- Exercise: Identify the lines bearing the string "content" and gather them.

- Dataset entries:
....

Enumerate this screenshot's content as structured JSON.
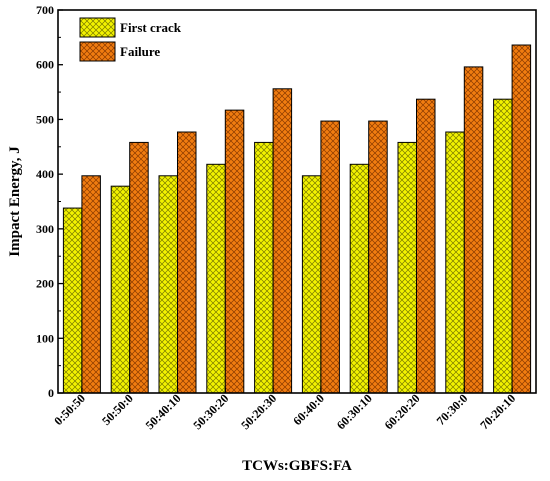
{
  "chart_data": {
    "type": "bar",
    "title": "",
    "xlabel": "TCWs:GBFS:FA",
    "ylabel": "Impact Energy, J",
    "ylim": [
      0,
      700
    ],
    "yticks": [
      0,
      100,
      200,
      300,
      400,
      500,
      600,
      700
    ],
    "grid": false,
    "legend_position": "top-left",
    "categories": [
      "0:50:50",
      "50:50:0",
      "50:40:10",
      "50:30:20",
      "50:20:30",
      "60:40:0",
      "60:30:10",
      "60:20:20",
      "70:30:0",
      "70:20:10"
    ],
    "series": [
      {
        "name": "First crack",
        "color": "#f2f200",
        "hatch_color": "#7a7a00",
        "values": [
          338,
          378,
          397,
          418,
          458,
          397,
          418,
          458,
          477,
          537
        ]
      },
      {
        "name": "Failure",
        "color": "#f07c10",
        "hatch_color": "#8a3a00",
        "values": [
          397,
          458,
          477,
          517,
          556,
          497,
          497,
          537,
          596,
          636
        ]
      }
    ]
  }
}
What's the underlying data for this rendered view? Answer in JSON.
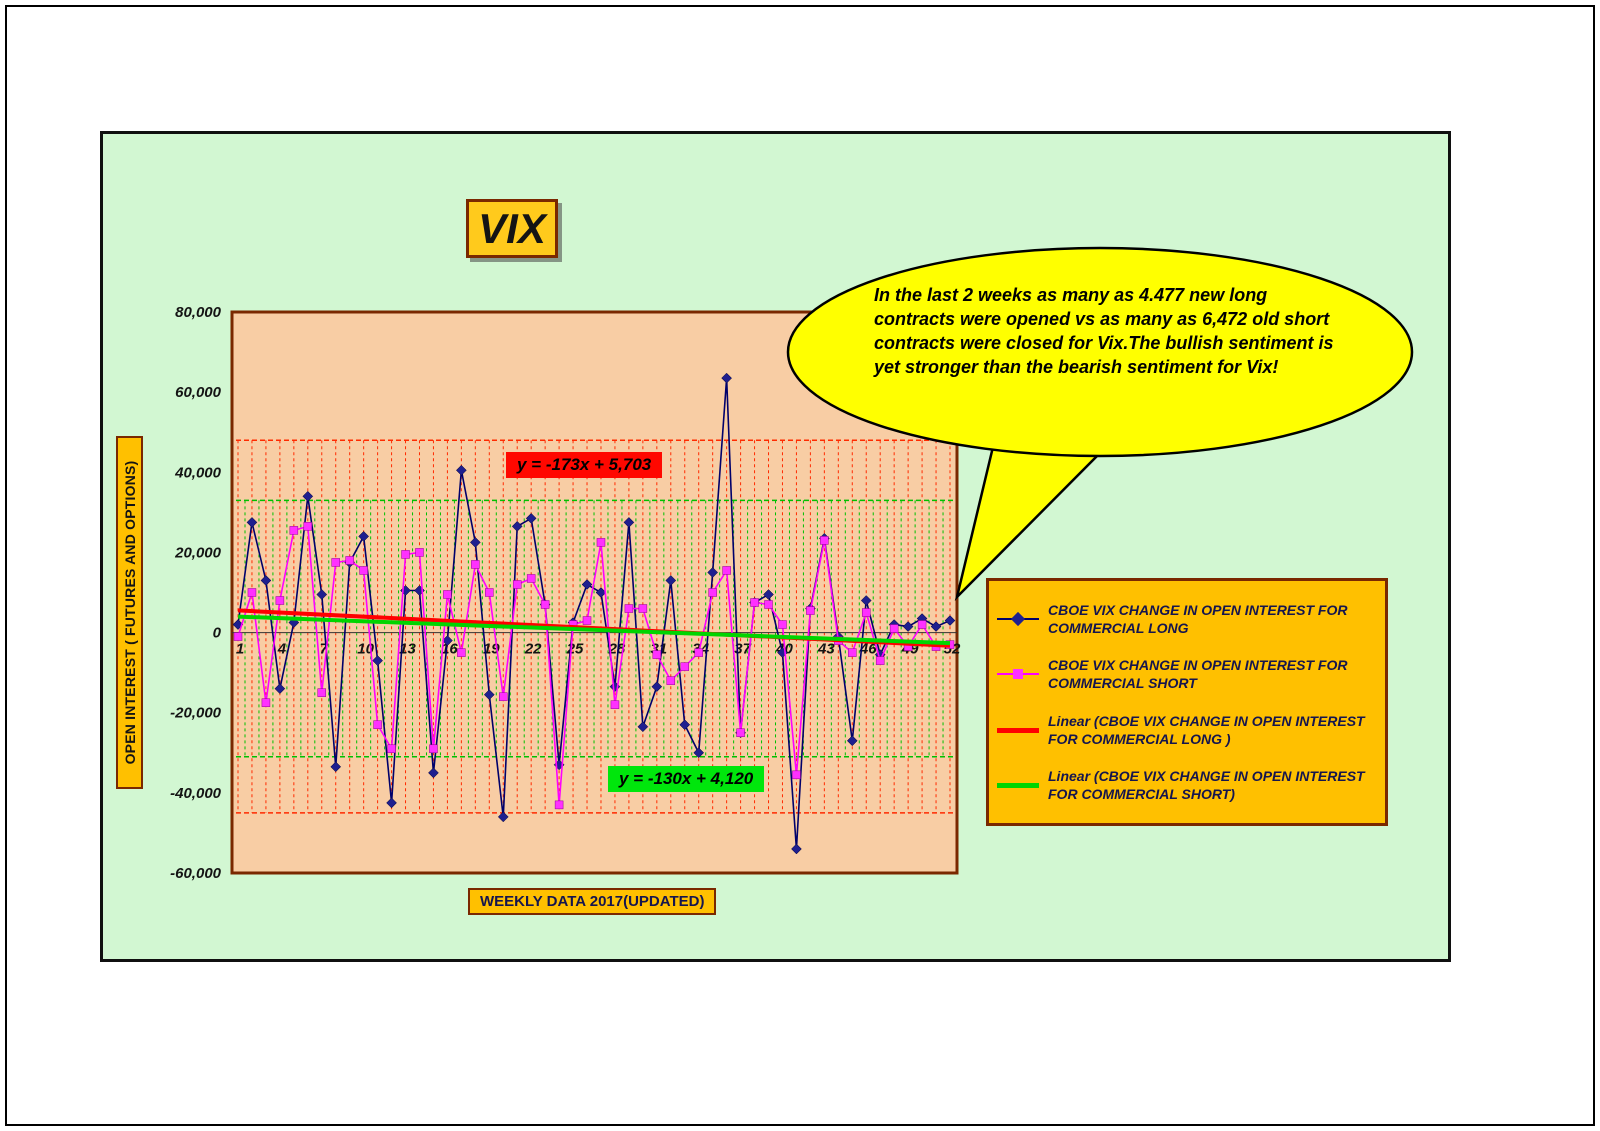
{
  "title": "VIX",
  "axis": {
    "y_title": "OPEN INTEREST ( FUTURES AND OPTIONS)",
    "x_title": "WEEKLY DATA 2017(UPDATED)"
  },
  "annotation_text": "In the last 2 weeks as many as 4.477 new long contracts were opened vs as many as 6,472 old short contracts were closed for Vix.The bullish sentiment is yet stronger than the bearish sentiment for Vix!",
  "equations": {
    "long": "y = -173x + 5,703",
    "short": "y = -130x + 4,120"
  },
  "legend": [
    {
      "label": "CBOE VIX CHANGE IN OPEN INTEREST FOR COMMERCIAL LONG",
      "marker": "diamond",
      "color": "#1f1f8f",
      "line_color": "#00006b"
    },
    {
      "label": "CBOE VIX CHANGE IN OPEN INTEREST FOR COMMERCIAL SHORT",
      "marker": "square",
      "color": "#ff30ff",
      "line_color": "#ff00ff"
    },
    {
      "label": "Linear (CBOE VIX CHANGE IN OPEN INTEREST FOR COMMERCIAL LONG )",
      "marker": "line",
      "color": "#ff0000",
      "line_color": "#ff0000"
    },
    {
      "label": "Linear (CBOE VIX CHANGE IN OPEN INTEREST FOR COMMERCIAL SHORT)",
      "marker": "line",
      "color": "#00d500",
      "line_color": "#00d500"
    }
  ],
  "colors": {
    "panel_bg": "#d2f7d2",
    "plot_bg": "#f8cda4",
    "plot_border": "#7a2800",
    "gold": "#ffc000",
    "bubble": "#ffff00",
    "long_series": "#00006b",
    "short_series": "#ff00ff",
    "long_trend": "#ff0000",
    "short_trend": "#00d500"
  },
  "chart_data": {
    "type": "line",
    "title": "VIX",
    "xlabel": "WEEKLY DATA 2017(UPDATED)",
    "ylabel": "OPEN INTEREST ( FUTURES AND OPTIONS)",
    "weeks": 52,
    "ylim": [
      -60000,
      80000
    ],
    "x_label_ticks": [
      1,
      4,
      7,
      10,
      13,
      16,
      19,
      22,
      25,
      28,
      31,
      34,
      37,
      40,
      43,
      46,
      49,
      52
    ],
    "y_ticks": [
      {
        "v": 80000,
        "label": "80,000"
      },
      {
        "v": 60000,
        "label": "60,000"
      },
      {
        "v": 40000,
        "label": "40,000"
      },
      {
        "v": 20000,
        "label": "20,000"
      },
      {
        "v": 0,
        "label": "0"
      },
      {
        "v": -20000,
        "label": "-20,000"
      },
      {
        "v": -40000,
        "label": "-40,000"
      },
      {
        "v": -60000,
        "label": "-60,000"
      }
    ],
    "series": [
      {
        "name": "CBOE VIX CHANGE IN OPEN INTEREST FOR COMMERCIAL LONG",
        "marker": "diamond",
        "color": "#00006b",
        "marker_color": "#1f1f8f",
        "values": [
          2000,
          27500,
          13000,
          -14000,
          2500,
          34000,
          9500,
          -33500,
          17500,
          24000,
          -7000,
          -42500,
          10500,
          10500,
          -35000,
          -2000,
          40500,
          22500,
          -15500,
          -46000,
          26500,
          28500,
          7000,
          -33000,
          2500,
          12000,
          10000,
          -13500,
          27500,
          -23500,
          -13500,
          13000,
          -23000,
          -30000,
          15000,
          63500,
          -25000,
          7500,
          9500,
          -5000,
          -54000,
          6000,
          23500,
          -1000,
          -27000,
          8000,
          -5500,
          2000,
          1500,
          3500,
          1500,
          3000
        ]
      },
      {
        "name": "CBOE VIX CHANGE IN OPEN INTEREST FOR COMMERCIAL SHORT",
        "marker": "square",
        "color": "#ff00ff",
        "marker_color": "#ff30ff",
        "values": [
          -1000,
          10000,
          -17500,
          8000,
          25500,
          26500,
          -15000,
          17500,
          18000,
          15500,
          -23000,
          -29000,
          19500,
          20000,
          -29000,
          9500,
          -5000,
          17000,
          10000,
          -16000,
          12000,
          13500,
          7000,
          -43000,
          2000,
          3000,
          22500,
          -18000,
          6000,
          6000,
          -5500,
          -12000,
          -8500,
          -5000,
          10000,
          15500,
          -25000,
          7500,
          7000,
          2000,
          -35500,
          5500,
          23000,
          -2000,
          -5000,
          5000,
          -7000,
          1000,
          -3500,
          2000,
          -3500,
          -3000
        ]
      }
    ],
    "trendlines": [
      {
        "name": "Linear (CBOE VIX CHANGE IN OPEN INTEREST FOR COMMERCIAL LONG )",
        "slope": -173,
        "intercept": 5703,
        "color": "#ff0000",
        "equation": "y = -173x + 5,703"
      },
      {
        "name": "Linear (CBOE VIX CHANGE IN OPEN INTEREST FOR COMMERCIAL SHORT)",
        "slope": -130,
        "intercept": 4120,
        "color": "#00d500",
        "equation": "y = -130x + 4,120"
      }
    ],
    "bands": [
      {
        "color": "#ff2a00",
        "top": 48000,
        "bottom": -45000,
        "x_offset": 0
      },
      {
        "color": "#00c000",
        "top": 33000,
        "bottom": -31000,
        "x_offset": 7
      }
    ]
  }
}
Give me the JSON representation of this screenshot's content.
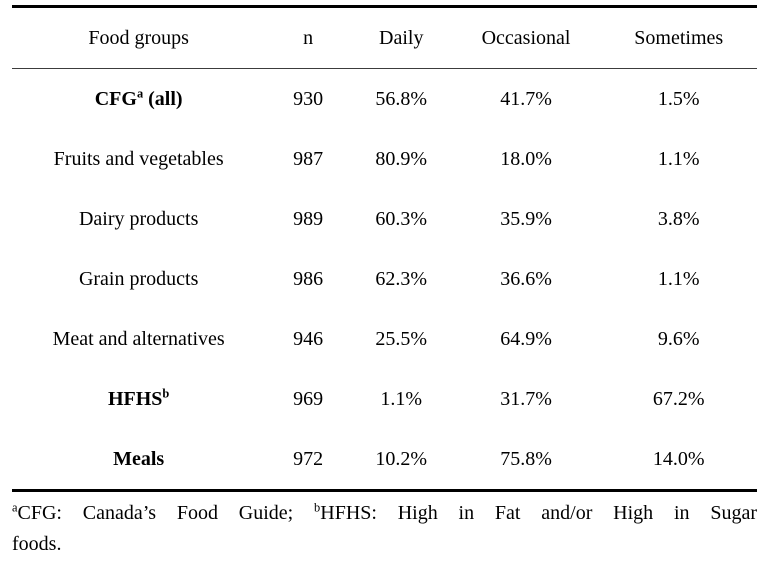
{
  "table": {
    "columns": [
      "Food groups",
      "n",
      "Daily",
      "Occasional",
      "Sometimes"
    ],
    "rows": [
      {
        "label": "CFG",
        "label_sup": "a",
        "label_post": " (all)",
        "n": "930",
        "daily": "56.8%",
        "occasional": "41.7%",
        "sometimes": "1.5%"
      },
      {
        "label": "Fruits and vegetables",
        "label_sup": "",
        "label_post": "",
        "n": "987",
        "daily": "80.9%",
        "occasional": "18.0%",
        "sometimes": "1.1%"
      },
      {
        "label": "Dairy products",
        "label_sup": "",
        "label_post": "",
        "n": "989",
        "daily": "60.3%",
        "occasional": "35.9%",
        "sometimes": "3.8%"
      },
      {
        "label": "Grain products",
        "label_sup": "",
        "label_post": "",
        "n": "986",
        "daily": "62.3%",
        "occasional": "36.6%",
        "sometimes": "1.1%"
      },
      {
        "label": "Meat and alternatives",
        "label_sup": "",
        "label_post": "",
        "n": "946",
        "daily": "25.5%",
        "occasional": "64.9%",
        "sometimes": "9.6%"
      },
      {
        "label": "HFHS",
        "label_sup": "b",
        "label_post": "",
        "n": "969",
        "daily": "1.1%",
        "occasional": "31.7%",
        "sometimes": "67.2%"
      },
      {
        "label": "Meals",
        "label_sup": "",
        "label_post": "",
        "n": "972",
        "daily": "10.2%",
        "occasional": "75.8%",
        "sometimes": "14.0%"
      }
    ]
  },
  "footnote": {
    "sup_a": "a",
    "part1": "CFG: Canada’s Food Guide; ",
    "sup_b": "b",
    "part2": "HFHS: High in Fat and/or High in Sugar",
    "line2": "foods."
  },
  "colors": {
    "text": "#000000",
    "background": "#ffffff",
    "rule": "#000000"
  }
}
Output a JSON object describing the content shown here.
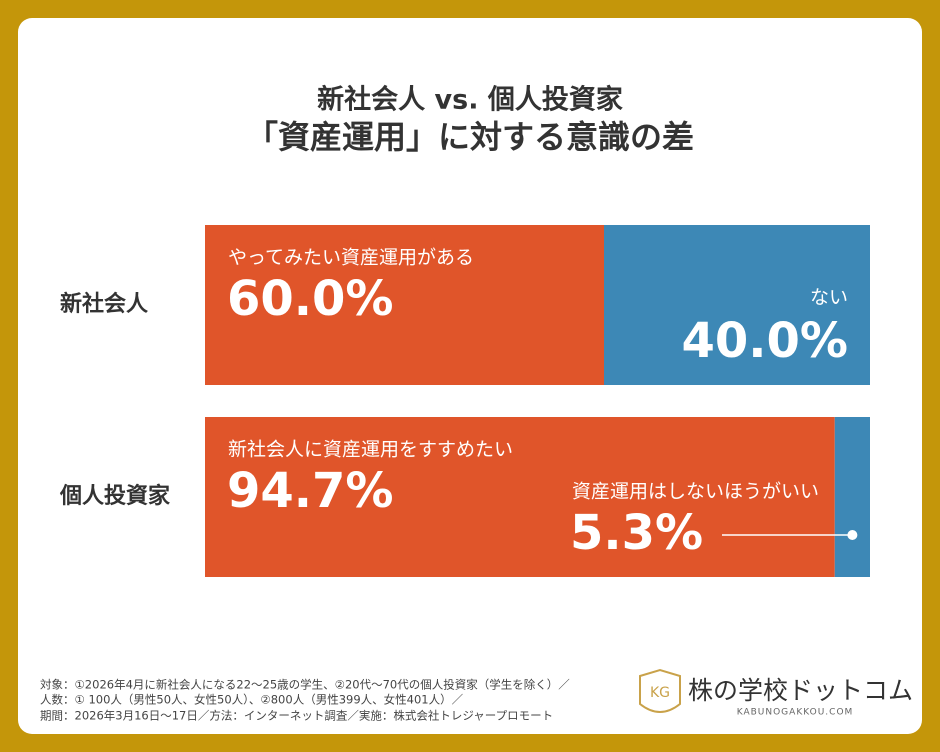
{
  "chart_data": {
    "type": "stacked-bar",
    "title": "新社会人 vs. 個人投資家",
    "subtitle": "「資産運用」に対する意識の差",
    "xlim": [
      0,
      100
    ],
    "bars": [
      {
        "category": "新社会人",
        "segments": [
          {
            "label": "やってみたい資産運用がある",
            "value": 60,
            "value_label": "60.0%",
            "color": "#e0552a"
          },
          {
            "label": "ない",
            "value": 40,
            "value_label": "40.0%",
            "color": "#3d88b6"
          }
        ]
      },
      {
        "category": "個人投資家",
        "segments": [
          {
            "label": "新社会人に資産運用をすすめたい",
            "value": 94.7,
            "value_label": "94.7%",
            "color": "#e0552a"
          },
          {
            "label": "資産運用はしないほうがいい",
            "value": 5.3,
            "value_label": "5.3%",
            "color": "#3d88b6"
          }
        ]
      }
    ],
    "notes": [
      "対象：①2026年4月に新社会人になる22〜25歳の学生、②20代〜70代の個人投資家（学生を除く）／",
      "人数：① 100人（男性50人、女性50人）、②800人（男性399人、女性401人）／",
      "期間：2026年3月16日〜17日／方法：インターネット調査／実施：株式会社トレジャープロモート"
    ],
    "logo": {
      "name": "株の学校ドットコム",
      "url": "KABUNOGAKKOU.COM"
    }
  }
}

....

- In response:
Enumerate this screenshot's content as structured JSON.
Give me the JSON representation of this screenshot's content.
Output a JSON object describing the content shown here.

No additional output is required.